EXCERPTED TEXT -

# Hagg Lake offshoots?



## bismo37 (Mar 22, 2002)

Hey Portland area folks,

I've always wondered where the various roads shooting off from the Hagg Lake perimeter go. While looking at the area with mapmyride, I saw that there are quite a few interconnecting roads on the north-NW side of the lake. I see cars and trucks heading out there but never any cyclists.

Has anyone done a loop out on Sain Creek Rd or Scoggins Valley heaed towards Saddle Mtn, etc? Just curious if it's safe (ie. no loose farm dogs, speeding lumber trucks, hunting ********) 

Part of a route I made up passes through Brown's Camp OHV staging area... wtf is that? Different from the mtn biking area?

Here's just a sample:


----------



## jayteepee (Jun 11, 2011)

Not sure what it's like on any of those roads, but I always smile when I see Idiotville on the map.

RAW RECORDS -
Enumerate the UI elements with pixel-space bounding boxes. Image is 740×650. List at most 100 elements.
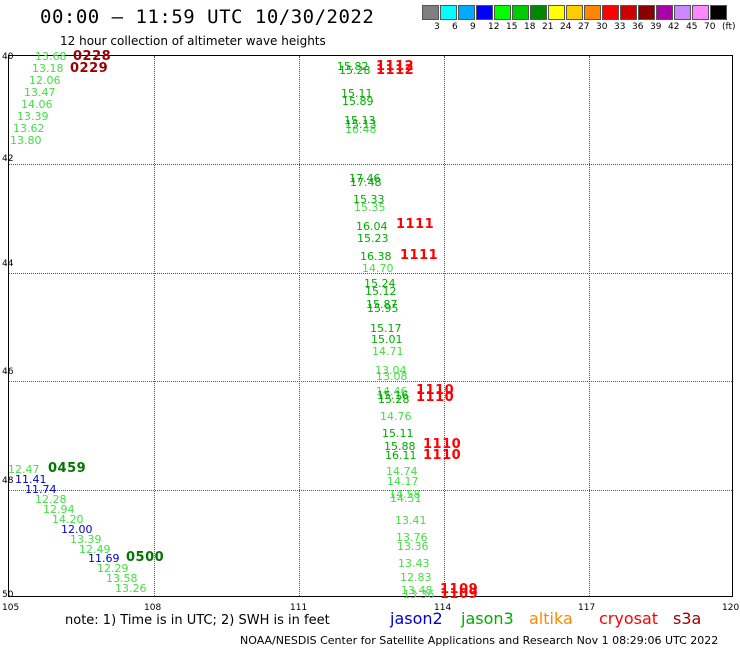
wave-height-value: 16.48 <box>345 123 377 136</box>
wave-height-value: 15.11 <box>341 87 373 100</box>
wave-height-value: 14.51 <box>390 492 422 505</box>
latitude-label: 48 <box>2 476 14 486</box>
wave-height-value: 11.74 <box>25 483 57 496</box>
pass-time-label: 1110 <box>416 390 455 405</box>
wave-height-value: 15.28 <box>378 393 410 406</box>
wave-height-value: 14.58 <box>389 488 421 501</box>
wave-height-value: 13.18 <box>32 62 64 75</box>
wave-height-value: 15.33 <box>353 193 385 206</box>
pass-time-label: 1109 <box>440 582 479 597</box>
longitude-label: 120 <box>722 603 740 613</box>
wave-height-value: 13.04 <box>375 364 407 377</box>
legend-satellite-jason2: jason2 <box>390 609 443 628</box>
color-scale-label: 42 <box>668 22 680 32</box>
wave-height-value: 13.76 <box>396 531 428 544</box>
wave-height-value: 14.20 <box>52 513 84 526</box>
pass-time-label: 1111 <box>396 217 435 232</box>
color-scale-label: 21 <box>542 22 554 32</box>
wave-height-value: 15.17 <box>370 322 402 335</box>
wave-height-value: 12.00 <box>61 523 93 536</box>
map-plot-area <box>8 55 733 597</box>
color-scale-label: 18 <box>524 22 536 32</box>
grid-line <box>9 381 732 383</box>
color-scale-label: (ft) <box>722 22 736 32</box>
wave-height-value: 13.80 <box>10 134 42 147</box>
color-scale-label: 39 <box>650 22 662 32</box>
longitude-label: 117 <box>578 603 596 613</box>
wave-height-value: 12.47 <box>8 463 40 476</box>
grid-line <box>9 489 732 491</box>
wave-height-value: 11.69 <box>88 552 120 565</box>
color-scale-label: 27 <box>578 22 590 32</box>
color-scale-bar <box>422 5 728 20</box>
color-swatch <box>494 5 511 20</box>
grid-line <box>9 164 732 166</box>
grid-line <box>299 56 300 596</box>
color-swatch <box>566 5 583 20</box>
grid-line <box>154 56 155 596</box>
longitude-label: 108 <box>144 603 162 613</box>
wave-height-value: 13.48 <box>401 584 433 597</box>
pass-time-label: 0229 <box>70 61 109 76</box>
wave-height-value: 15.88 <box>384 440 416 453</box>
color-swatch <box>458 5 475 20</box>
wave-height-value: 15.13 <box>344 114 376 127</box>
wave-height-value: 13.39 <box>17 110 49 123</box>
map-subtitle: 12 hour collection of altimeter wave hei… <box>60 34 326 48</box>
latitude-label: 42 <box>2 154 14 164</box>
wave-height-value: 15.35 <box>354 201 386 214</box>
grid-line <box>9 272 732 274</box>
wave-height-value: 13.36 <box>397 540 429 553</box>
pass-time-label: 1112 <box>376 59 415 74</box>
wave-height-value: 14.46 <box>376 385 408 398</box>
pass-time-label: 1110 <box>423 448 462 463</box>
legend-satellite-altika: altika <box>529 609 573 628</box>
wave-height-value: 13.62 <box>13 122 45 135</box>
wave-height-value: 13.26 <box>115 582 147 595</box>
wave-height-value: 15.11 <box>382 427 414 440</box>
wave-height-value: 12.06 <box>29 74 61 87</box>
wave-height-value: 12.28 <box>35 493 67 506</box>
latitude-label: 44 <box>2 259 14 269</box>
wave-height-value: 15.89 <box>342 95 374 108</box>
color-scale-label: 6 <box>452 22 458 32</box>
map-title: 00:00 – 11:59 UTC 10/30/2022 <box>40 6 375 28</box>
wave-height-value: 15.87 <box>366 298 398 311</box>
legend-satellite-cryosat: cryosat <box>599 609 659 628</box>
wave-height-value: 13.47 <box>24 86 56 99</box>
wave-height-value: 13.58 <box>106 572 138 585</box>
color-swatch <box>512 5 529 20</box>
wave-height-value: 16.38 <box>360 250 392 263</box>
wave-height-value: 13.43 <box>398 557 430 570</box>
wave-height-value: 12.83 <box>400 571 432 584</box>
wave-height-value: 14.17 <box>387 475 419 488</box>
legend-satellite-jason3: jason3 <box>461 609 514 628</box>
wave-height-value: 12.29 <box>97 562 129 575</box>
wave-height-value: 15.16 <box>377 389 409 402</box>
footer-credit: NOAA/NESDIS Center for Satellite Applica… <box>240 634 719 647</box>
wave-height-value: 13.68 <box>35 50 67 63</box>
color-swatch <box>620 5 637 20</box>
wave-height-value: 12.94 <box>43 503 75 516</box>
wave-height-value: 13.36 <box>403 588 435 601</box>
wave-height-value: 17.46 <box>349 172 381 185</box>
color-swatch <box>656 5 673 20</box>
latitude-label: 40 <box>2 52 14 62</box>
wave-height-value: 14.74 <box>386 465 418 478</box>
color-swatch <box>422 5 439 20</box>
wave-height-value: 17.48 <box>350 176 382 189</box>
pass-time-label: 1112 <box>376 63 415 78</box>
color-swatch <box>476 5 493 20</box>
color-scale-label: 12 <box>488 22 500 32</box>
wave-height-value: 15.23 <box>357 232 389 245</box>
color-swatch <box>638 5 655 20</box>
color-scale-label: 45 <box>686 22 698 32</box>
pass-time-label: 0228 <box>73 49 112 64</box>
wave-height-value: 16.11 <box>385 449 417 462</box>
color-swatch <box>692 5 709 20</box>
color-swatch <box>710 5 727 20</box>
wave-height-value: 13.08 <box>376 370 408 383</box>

EXERCISE INSTRUCTIONS -
A) Write out the Hagg Lake thread word for word, beginning at the words "Part of a route" and stopping after "on the map.".
B) Extend the Hagg Lake forum thread past its last sentence.

TASK ANSWERS -
A)
Part of a route I made up passes through Brown's Camp OHV staging area... wtf is that? Different from the mtn biking area?

Here's just a sample:


----------



## jayteepee (Jun 11, 2011)

Not sure what it's like on any of those roads, but I always smile when I see Idiotville on the map.

B)
----------



## bahueh (May 11, 2004)

oh, there are most definitely speeding log trucks back in there....and hunters the right time of year.
you should be able to hear them coming...the trucks that is.


----------



## Argentius (Aug 26, 2004)

Yes, there's some nice stuff out there. I've done Gaston - Cherry Grove(?) - Saddle Mountain, etc, plenty of times.

Fabulous on a hot summer day, it's nice and cool up in the mountains. 

I can't say I'd recommend it this time of year!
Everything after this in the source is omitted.